▶ [SET PROBLEM]: Give back only the lines from the one with "Read this page and output its text content." through the last line of the data, exactly as they appear.

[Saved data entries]

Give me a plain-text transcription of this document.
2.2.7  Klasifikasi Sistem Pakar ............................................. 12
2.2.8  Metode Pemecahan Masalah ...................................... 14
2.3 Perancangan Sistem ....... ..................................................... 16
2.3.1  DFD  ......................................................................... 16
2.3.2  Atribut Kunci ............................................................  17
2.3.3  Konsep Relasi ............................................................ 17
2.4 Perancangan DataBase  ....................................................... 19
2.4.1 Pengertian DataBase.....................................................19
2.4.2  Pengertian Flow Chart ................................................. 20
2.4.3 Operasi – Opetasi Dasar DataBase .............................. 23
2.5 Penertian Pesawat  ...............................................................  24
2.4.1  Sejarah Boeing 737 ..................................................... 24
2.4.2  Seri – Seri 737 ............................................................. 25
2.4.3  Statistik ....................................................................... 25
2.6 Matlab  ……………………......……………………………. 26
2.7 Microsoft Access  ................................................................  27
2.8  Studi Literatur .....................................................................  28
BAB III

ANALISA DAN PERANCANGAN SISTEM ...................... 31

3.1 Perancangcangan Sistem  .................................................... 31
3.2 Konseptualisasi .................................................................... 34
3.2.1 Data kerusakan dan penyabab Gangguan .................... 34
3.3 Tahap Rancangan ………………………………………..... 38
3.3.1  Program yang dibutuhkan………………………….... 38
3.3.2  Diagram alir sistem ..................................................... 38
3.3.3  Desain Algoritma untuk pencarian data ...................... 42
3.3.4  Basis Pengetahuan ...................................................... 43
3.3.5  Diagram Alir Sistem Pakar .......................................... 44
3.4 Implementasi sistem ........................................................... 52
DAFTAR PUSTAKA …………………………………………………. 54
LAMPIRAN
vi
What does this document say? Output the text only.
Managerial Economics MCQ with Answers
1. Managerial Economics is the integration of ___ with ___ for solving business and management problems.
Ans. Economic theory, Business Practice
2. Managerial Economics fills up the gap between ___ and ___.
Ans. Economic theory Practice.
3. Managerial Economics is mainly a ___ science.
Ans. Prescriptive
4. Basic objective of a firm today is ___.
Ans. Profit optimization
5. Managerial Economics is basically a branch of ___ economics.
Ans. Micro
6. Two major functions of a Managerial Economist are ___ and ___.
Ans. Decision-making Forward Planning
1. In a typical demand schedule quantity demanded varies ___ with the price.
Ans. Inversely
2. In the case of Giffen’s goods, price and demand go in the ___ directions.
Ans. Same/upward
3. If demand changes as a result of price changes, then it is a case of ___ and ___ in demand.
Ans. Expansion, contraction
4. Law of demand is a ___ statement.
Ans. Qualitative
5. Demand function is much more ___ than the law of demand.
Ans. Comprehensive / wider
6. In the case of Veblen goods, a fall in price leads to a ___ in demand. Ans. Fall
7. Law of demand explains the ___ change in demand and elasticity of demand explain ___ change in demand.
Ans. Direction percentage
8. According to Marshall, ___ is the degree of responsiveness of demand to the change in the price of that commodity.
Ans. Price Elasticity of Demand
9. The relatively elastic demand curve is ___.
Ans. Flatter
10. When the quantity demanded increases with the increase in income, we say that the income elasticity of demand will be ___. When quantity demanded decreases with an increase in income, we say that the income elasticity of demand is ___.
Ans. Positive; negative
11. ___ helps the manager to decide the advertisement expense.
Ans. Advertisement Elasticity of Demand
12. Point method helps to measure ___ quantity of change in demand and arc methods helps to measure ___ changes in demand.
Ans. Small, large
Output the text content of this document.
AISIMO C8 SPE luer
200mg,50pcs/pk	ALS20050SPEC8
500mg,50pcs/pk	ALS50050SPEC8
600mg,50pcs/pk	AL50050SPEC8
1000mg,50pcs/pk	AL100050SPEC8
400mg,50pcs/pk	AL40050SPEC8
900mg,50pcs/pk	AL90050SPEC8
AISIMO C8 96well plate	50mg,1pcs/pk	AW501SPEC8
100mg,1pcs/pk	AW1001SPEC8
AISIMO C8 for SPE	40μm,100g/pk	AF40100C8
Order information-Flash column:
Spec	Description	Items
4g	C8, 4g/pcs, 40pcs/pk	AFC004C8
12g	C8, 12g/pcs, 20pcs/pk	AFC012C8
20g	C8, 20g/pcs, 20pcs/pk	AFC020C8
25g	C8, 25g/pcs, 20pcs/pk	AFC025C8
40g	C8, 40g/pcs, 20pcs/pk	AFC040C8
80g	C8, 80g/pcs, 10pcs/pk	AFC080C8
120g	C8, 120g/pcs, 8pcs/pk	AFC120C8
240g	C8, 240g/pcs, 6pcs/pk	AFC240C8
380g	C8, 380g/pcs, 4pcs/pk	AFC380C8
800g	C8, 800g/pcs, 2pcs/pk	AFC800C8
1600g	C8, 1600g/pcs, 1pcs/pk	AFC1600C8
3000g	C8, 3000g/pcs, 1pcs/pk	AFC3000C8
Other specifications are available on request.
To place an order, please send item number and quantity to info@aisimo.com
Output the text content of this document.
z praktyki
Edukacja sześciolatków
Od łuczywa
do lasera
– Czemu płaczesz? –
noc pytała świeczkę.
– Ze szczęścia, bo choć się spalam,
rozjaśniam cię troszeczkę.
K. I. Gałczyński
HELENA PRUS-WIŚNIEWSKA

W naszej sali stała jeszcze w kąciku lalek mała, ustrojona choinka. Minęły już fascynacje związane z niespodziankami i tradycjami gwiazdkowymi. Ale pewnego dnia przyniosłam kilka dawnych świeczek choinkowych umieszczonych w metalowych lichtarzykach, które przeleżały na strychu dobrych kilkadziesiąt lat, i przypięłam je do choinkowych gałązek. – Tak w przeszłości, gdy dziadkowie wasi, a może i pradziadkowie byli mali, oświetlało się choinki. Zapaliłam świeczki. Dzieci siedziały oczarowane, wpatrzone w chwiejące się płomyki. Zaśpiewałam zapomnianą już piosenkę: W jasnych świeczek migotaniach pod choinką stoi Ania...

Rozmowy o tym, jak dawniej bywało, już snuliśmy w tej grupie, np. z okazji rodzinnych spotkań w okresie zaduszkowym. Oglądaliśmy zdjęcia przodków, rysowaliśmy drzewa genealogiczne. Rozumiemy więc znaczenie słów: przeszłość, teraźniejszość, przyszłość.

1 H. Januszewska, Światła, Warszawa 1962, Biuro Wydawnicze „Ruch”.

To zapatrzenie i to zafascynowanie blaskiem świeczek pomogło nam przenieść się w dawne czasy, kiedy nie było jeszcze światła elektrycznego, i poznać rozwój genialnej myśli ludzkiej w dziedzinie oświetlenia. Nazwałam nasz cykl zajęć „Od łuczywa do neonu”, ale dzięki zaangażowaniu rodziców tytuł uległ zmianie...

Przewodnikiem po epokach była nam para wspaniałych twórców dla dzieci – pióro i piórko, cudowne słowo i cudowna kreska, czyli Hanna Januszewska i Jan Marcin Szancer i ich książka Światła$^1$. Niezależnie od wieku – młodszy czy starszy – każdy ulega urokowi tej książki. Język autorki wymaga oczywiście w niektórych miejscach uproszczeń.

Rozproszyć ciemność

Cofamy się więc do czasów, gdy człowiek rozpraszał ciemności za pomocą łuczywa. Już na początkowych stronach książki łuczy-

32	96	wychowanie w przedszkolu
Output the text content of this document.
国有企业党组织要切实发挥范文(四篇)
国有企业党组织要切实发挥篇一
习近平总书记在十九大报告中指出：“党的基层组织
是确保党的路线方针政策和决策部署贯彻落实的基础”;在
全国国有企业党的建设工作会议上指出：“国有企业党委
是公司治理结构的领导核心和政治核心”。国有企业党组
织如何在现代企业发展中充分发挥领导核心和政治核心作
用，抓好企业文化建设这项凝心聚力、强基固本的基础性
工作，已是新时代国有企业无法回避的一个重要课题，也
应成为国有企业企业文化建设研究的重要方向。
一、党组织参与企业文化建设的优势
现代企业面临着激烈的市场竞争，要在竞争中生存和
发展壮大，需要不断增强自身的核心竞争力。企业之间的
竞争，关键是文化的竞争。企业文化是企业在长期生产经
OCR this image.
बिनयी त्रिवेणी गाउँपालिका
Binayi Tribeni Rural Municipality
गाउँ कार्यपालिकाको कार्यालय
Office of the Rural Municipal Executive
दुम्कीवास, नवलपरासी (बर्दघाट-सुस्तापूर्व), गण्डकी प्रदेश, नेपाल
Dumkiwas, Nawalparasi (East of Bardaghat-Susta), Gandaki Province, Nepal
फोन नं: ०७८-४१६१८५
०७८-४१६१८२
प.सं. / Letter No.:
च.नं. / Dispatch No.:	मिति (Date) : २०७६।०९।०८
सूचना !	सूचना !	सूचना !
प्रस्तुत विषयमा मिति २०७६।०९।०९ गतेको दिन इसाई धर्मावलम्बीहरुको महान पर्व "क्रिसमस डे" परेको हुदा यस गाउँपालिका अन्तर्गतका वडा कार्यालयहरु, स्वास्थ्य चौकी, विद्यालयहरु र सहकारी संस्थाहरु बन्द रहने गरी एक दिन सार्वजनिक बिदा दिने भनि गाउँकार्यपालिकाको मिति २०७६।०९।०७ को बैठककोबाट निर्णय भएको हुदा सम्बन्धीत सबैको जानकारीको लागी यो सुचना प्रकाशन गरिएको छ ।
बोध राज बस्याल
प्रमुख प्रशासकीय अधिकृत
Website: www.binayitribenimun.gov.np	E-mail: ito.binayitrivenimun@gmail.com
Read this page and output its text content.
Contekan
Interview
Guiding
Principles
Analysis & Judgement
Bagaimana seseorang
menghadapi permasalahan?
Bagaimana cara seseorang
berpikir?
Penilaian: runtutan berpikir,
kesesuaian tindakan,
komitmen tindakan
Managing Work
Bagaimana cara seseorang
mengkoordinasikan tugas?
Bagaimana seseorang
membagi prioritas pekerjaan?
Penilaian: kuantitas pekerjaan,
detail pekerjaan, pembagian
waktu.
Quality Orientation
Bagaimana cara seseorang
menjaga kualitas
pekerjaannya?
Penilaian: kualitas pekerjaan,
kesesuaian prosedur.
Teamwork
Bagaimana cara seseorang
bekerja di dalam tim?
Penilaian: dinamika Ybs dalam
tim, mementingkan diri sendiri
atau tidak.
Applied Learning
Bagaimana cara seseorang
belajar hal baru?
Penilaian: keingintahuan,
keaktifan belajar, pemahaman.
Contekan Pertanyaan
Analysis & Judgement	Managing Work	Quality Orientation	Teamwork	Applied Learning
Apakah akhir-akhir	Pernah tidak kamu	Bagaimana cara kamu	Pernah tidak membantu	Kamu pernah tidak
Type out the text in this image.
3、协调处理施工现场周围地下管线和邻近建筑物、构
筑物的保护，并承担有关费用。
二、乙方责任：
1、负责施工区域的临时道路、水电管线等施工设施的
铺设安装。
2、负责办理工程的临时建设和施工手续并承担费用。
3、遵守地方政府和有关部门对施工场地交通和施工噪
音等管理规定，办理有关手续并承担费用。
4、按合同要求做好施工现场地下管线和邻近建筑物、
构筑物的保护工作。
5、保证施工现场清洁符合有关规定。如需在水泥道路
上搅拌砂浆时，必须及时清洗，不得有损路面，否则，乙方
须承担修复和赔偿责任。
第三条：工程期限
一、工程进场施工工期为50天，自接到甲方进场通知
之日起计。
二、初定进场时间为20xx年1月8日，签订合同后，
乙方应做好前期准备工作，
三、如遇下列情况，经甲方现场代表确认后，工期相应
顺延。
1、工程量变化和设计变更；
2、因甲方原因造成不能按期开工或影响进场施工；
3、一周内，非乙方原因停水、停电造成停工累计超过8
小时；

▶ [COMPLETE ANSWER]:
Read this page and output its text content.
Contekan
Interview
Guiding
Principles
Analysis & Judgement
Bagaimana seseorang
menghadapi permasalahan?
Bagaimana cara seseorang
berpikir?
Penilaian: runtutan berpikir,
kesesuaian tindakan,
komitmen tindakan
Managing Work
Bagaimana cara seseorang
mengkoordinasikan tugas?
Bagaimana seseorang
membagi prioritas pekerjaan?
Penilaian: kuantitas pekerjaan,
detail pekerjaan, pembagian
waktu.
Quality Orientation
Bagaimana cara seseorang
menjaga kualitas
pekerjaannya?
Penilaian: kualitas pekerjaan,
kesesuaian prosedur.
Teamwork
Bagaimana cara seseorang
bekerja di dalam tim?
Penilaian: dinamika Ybs dalam
tim, mementingkan diri sendiri
atau tidak.
Applied Learning
Bagaimana cara seseorang
belajar hal baru?
Penilaian: keingintahuan,
keaktifan belajar, pemahaman.
Contekan Pertanyaan
Analysis & Judgement	Managing Work	Quality Orientation	Teamwork	Applied Learning
Apakah akhir-akhir	Pernah tidak kamu	Bagaimana cara kamu	Pernah tidak membantu	Kamu pernah tidak
Type out the text in this image.
3、协调处理施工现场周围地下管线和邻近建筑物、构
筑物的保护，并承担有关费用。
二、乙方责任：
1、负责施工区域的临时道路、水电管线等施工设施的
铺设安装。
2、负责办理工程的临时建设和施工手续并承担费用。
3、遵守地方政府和有关部门对施工场地交通和施工噪
音等管理规定，办理有关手续并承担费用。
4、按合同要求做好施工现场地下管线和邻近建筑物、
构筑物的保护工作。
5、保证施工现场清洁符合有关规定。如需在水泥道路
上搅拌砂浆时，必须及时清洗，不得有损路面，否则，乙方
须承担修复和赔偿责任。
第三条：工程期限
一、工程进场施工工期为50天，自接到甲方进场通知
之日起计。
二、初定进场时间为20xx年1月8日，签订合同后，
乙方应做好前期准备工作，
三、如遇下列情况，经甲方现场代表确认后，工期相应
顺延。
1、工程量变化和设计变更；
2、因甲方原因造成不能按期开工或影响进场施工；
3、一周内，非乙方原因停水、停电造成停工累计超过8
小时；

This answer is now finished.